EXERCISE GOAL - Lift every line from the entries that includes the word "bold".

DATA EXCERPTS -
◆ ◆ ◆ ◆
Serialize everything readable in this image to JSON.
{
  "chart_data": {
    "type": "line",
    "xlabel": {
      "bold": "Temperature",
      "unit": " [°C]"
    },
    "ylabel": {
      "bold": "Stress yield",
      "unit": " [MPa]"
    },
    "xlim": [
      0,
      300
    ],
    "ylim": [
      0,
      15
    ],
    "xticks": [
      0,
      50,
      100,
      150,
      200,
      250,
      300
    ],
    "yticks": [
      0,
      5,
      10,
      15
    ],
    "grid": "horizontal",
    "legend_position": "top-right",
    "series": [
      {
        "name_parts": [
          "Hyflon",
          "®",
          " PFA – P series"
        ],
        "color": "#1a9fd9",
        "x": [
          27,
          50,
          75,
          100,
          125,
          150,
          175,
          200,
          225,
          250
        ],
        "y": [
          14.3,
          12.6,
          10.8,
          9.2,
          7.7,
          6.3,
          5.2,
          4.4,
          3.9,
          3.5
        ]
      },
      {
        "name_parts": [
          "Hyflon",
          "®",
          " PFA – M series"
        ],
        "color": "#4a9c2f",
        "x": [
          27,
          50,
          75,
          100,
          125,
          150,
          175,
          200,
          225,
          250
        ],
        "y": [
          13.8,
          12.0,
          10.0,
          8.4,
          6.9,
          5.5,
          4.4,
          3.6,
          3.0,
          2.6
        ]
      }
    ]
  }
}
◆ ◆ ◆ ◆
OUTPUT FOR THIS EXERCISE -
      "bold": "Temperature",
      "bold": "Stress yield",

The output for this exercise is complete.